## GIVEN REQUEST
Filter the records below down to lines containing "cargo".

BEGIN DATA FOR THE TASK

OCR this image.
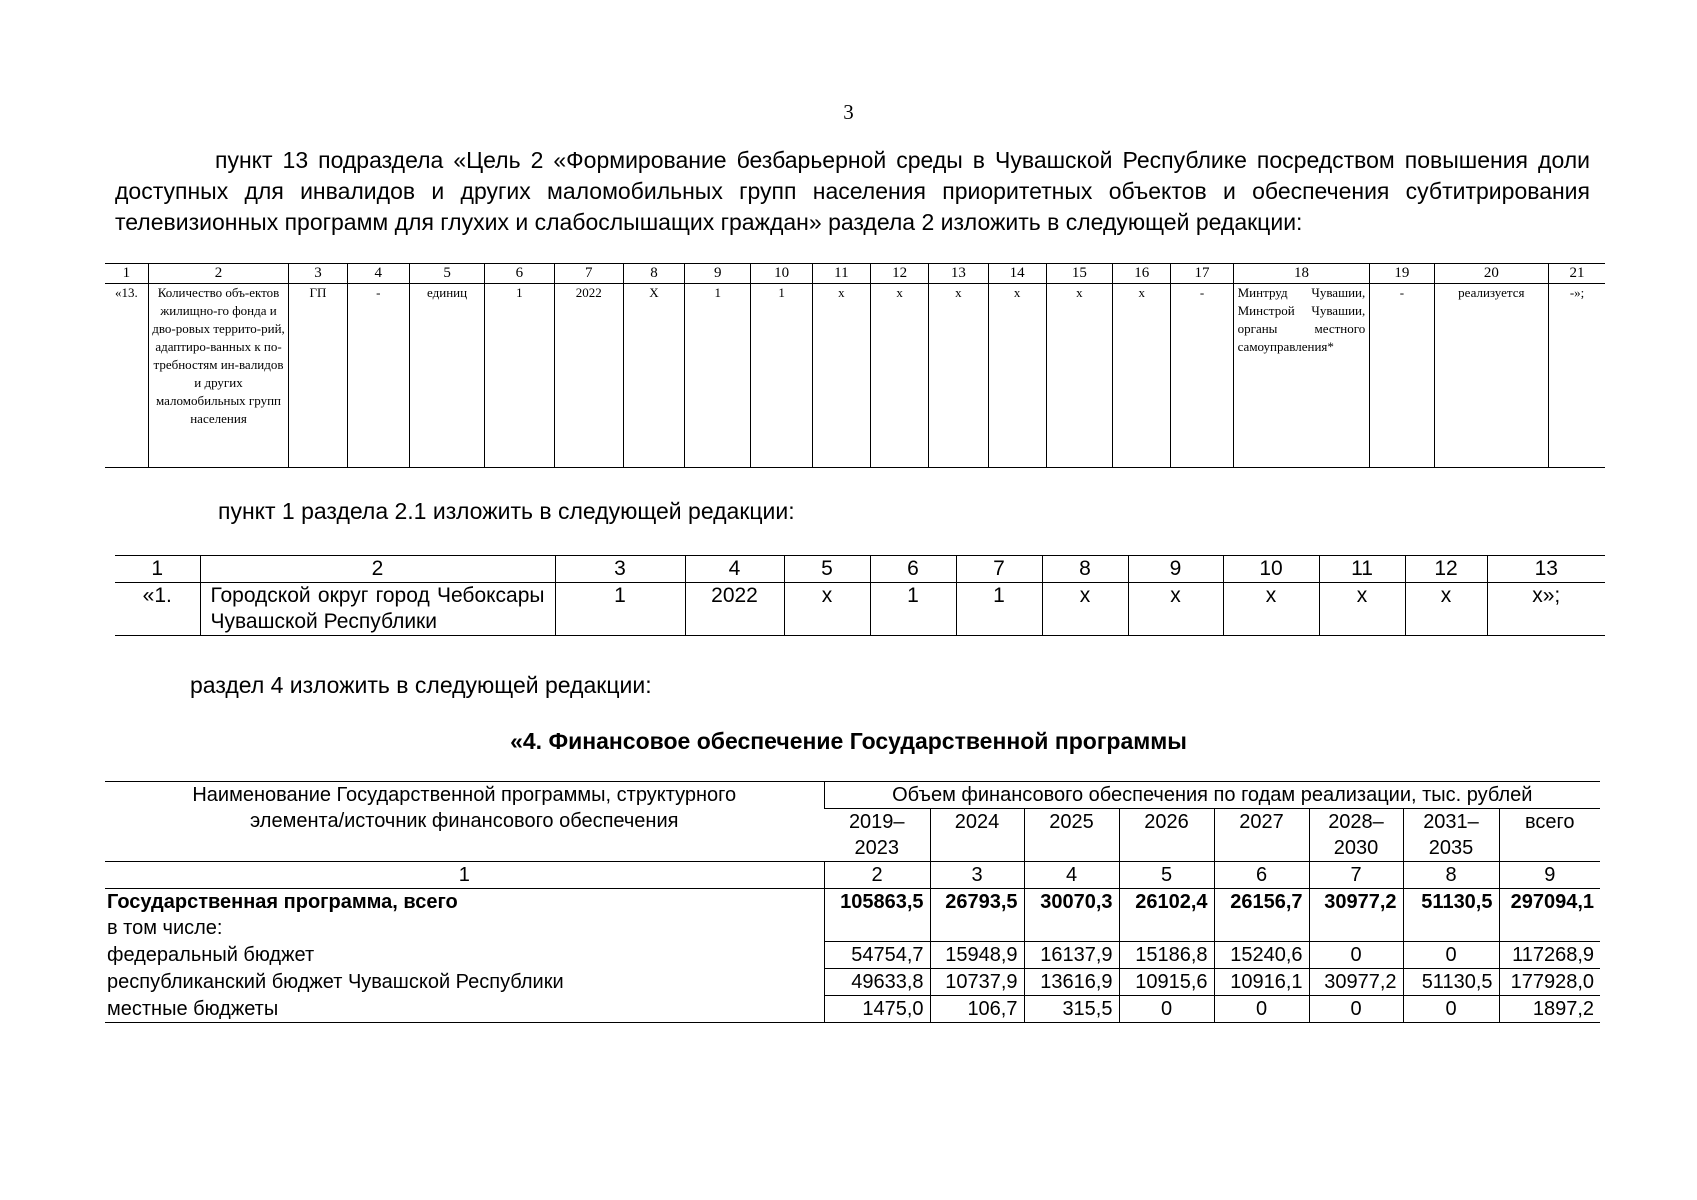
3

пункт 13 подраздела «Цель 2 «Формирование безбарьерной среды в Чувашской Республике посредством повышения доли доступных для инвалидов и других маломобильных групп населения приоритетных объектов и обеспечения субтитрирования телевизионных программ для глухих и слабослышащих граждан» раздела 2 изложить в следующей редакции:

1	2	3	4	5	6	7	8	9	10	11	12	13	14	15	16	17	18	19	20	21
«13.	Количество объ-ектов жилищно-го фонда и дво-ровых террито-рий, адаптиро-ванных к по-требностям ин-валидов и других маломобильных групп населения	ГП	-	единиц	1	2022	Х	1	1	х	х	х	х	х	х	-	Минтруд Чувашии, Минстрой Чувашии, органы местного самоуправления*	-	реализуется	-»;

пункт 1 раздела 2.1 изложить в следующей редакции:

1	2	3	4	5	6	7	8	9	10	11	12	13
«1.	Городской округ город Чебоксары Чувашской Республики	1	2022	х	1	1	х	х	х	х	х	х»;

раздел 4 изложить в следующей редакции:

«4. Финансовое обеспечение Государственной программы
Наименование Государственной программы, структурного элемента/источник финансового обеспечения	Объем финансового обеспечения по годам реализации, тыс. рублей							
	2019–2023	2024	2025	2026	2027	2028–2030	2031–2035	всего
1	2	3	4	5	6	7	8	9
Государственная программа, всего	105863,5	26793,5	30070,3	26102,4	26156,7	30977,2	51130,5	297094,1
в том числе:								
федеральный бюджет	54754,7	15948,9	16137,9	15186,8	15240,6	0	0	117268,9
республиканский бюджет Чувашской Республики	49633,8	10737,9	13616,9	10915,6	10916,1	30977,2	51130,5	177928,0
местные бюджеты	1475,0	106,7	315,5	0	0	0	0	1897,2
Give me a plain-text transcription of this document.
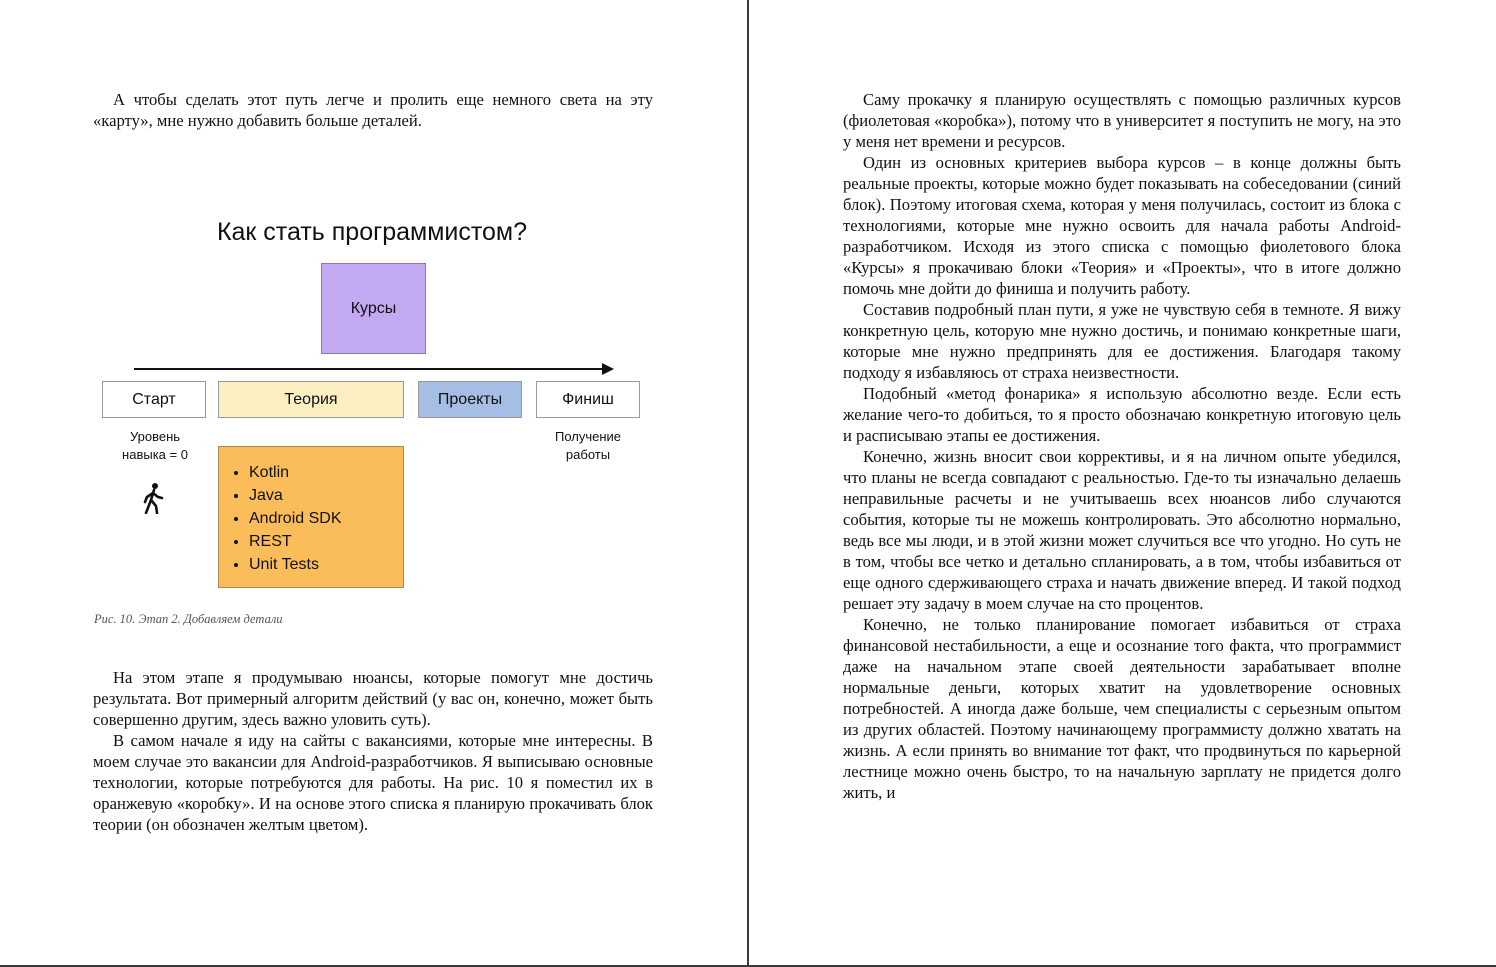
А чтобы сделать этот путь легче и пролить еще немного света на эту «карту», мне нужно добавить больше деталей.

Как стать программистом?
Курсы
Старт	Теория	Проекты	Финиш
Уровень
навыка = 0
Получение
работы
• Kotlin
• Java
• Android SDK
• REST
• Unit Tests
Рис. 10. Этап 2. Добавляем детали

На этом этапе я продумываю нюансы, которые помогут мне достичь результата. Вот примерный алгоритм действий (у вас он, конечно, может быть совершенно другим, здесь важно уловить суть).

В самом начале я иду на сайты с вакансиями, которые мне интересны. В моем случае это вакансии для Android-разработчиков. Я выписываю основные технологии, которые потребуются для работы. На рис. 10 я поместил их в оранжевую «коробку». И на основе этого списка я планирую прокачивать блок теории (он обозначен желтым цветом).

Саму прокачку я планирую осуществлять с помощью различных курсов (фиолетовая «коробка»), потому что в университет я поступить не могу, на это у меня нет времени и ресурсов.

Один из основных критериев выбора курсов – в конце должны быть реальные проекты, которые можно будет показывать на собеседовании (синий блок). Поэтому итоговая схема, которая у меня получилась, состоит из блока с технологиями, которые мне нужно освоить для начала работы Android-разработчиком. Исходя из этого списка с помощью фиолетового блока «Курсы» я прокачиваю блоки «Теория» и «Проекты», что в итоге должно помочь мне дойти до финиша и получить работу.

Составив подробный план пути, я уже не чувствую себя в темноте. Я вижу конкретную цель, которую мне нужно достичь, и понимаю конкретные шаги, которые мне нужно предпринять для ее достижения. Благодаря такому подходу я избавляюсь от страха неизвестности.

Подобный «метод фонарика» я использую абсолютно везде. Если есть желание чего-то добиться, то я просто обозначаю конкретную итоговую цель и расписываю этапы ее достижения.

Конечно, жизнь вносит свои коррективы, и я на личном опыте убедился, что планы не всегда совпадают с реальностью. Где-то ты изначально делаешь неправильные расчеты и не учитываешь всех нюансов либо случаются события, которые ты не можешь контролировать. Это абсолютно нормально, ведь все мы люди, и в этой жизни может случиться все что угодно. Но суть не в том, чтобы все четко и детально спланировать, а в том, чтобы избавиться от еще одного сдерживающего страха и начать движение вперед. И такой подход решает эту задачу в моем случае на сто процентов.

Конечно, не только планирование помогает избавиться от страха финансовой нестабильности, а еще и осознание того факта, что программист даже на начальном этапе своей деятельности зарабатывает вполне нормальные деньги, которых хватит на удовлетворение основных потребностей. А иногда даже больше, чем специалисты с серьезным опытом из других областей. Поэтому начинающему программисту должно хватать на жизнь. А если принять во внимание тот факт, что продвинуться по карьерной лестнице можно очень быстро, то на начальную зарплату не придется долго жить, и
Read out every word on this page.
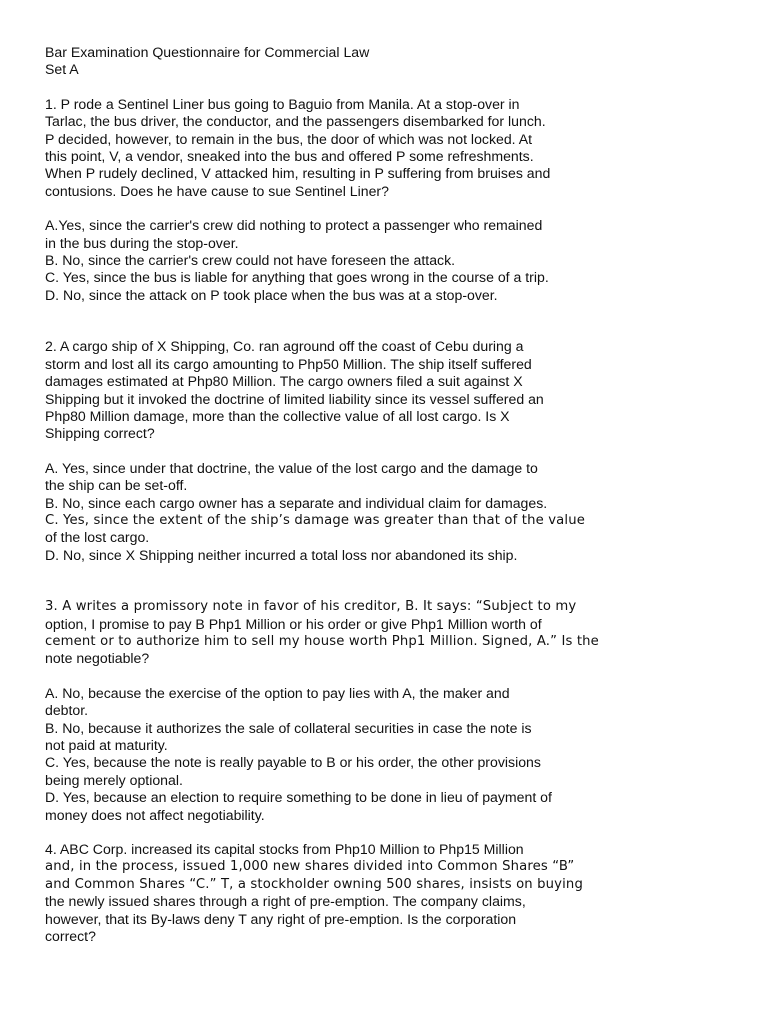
Bar Examination Questionnaire for Commercial Law
Set A
1. P rode a Sentinel Liner bus going to Baguio from Manila. At a stop-over in
Tarlac, the bus driver, the conductor, and the passengers disembarked for lunch.
P decided, however, to remain in the bus, the door of which was not locked. At
this point, V, a vendor, sneaked into the bus and offered P some refreshments.
When P rudely declined, V attacked him, resulting in P suffering from bruises and
contusions. Does he have cause to sue Sentinel Liner?
A.Yes, since the carrier's crew did nothing to protect a passenger who remained
in the bus during the stop-over.
B. No, since the carrier's crew could not have foreseen the attack.
C. Yes, since the bus is liable for anything that goes wrong in the course of a trip.
D. No, since the attack on P took place when the bus was at a stop-over.
2. A cargo ship of X Shipping, Co. ran aground off the coast of Cebu during a
storm and lost all its cargo amounting to Php50 Million. The ship itself suffered
damages estimated at Php80 Million. The cargo owners filed a suit against X
Shipping but it invoked the doctrine of limited liability since its vessel suffered an
Php80 Million damage, more than the collective value of all lost cargo. Is X
Shipping correct?
A. Yes, since under that doctrine, the value of the lost cargo and the damage to
the ship can be set-off.
B. No, since each cargo owner has a separate and individual claim for damages.
C. Yes, since the extent of the ship’s damage was greater than that of the value
of the lost cargo.
D. No, since X Shipping neither incurred a total loss nor abandoned its ship.
3. A writes a promissory note in favor of his creditor, B. It says: “Subject to my
option, I promise to pay B Php1 Million or his order or give Php1 Million worth of
cement or to authorize him to sell my house worth Php1 Million. Signed, A.” Is the
note negotiable?
A. No, because the exercise of the option to pay lies with A, the maker and
debtor.
B. No, because it authorizes the sale of collateral securities in case the note is
not paid at maturity.
C. Yes, because the note is really payable to B or his order, the other provisions
being merely optional.
D. Yes, because an election to require something to be done in lieu of payment of
money does not affect negotiability.
4. ABC Corp. increased its capital stocks from Php10 Million to Php15 Million
and, in the process, issued 1,000 new shares divided into Common Shares “B”
and Common Shares “C.” T, a stockholder owning 500 shares, insists on buying
the newly issued shares through a right of pre-emption. The company claims,
however, that its By-laws deny T any right of pre-emption. Is the corporation
correct?
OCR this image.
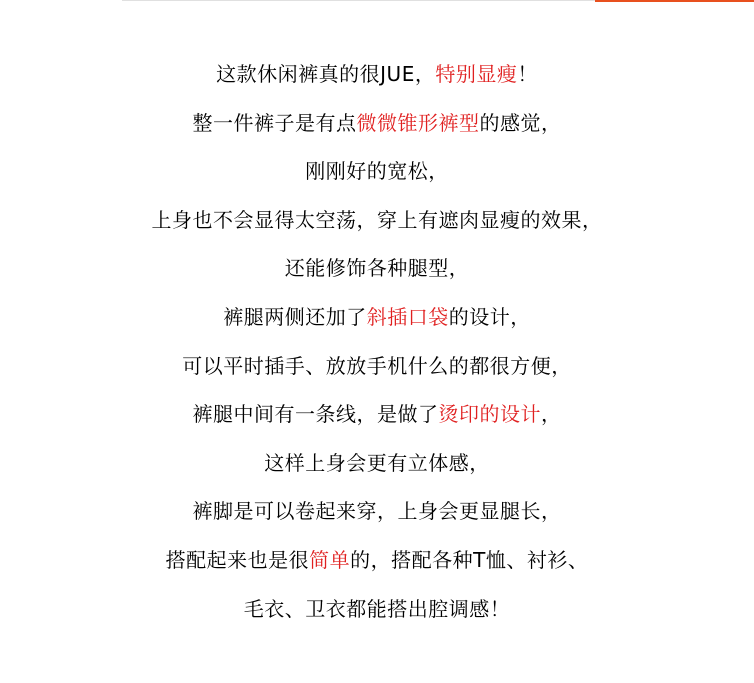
这款休闲裤真的很JUE，特别显瘦！
整一件裤子是有点微微锥形裤型的感觉，
刚刚好的宽松，
上身也不会显得太空荡，穿上有遮肉显瘦的效果，
还能修饰各种腿型，
裤腿两侧还加了斜插口袋的设计，
可以平时插手、放放手机什么的都很方便，
裤腿中间有一条线，是做了烫印的设计，
这样上身会更有立体感，
裤脚是可以卷起来穿，上身会更显腿长，
搭配起来也是很简单的，搭配各种T恤、衬衫、
毛衣、卫衣都能搭出腔调感！
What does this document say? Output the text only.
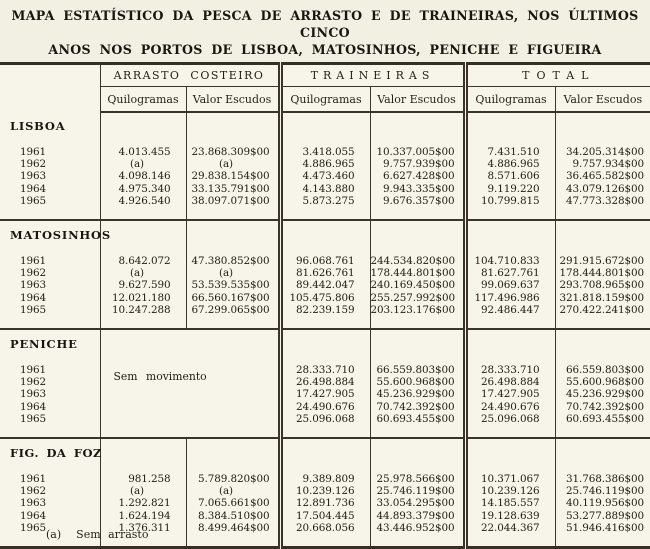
MAPA ESTATÍSTICO DA PESCA DE ARRASTO E DE TRAINEIRAS, NOS ÚLTIMOS CINCO
ANOS NOS PORTOS DE LISBOA, MATOSINHOS, PENICHE E FIGUEIRA
	ARRASTO COSTEIRO		TRAINEIRAS		TOTAL	
	Quilogramas	Valor Escudos	Quilogramas	Valor Escudos	Quilogramas	Valor Escudos
LISBOA						
1961	4.013.455	23.868.309$00	3.418.055	10.337.005$00	7.431.510	34.205.314$00
1962	(a)	(a)	4.886.965	9.757.939$00	4.886.965	9.757.934$00
1963	4.098.146	29.838.154$00	4.473.460	6.627.428$00	8.571.606	36.465.582$00
1964	4.975.340	33.135.791$00	4.143.880	9.943.335$00	9.119.220	43.079.126$00
1965	4.926.540	38.097.071$00	5.873.275	9.676.357$00	10.799.815	47.773.328$00

MATOSINHOS						
1961	8.642.072	47.380.852$00	96.068.761	244.534.820$00	104.710.833	291.915.672$00
1962	(a)	(a)	81.626.761	178.444.801$00	81.627.761	178.444.801$00
1963	9.627.590	53.539.535$00	89.442.047	240.169.450$00	99.069.637	293.708.965$00
1964	12.021.180	66.560.167$00	105.475.806	255.257.992$00	117.496.986	321.818.159$00
1965	10.247.288	67.299.065$00	82.239.159	203.123.176$00	92.486.447	270.422.241$00

PENICHE	Sem movimento					
1961			28.333.710	66.559.803$00	28.333.710	66.559.803$00
1962			26.498.884	55.600.968$00	26.498.884	55.600.968$00
1963			17.427.905	45.236.929$00	17.427.905	45.236.929$00
1964			24.490.676	70.742.392$00	24.490.676	70.742.392$00
1965			25.096.068	60.693.455$00	25.096.068	60.693.455$00

FIG. DA FOZ						
1961	981.258	5.789.820$00	9.389.809	25.978.566$00	10.371.067	31.768.386$00
1962	(a)	(a)	10.239.126	25.746.119$00	10.239.126	25.746.119$00
1963	1.292.821	7.065.661$00	12.891.736	33.054.295$00	14.185.557	40.119.956$00
1964	1.624.194	8.384.510$00	17.504.445	44.893.379$00	19.128.639	53.277.889$00
1965	1.376.311	8.499.464$00	20.668.056	43.446.952$00	22.044.367	51.946.416$00

(a) Sem arrasto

END DATA FOR THE TASK

## TASK RESPONSE
2. A cargo ship of X Shipping, Co. ran aground off the coast of Cebu during a
storm and lost all its cargo amounting to Php50 Million. The ship itself suffered
damages estimated at Php80 Million. The cargo owners filed a suit against X
Php80 Million damage, more than the collective value of all lost cargo. Is X
A. Yes, since under that doctrine, the value of the lost cargo and the damage to
B. No, since each cargo owner has a separate and individual claim for damages.
of the lost cargo.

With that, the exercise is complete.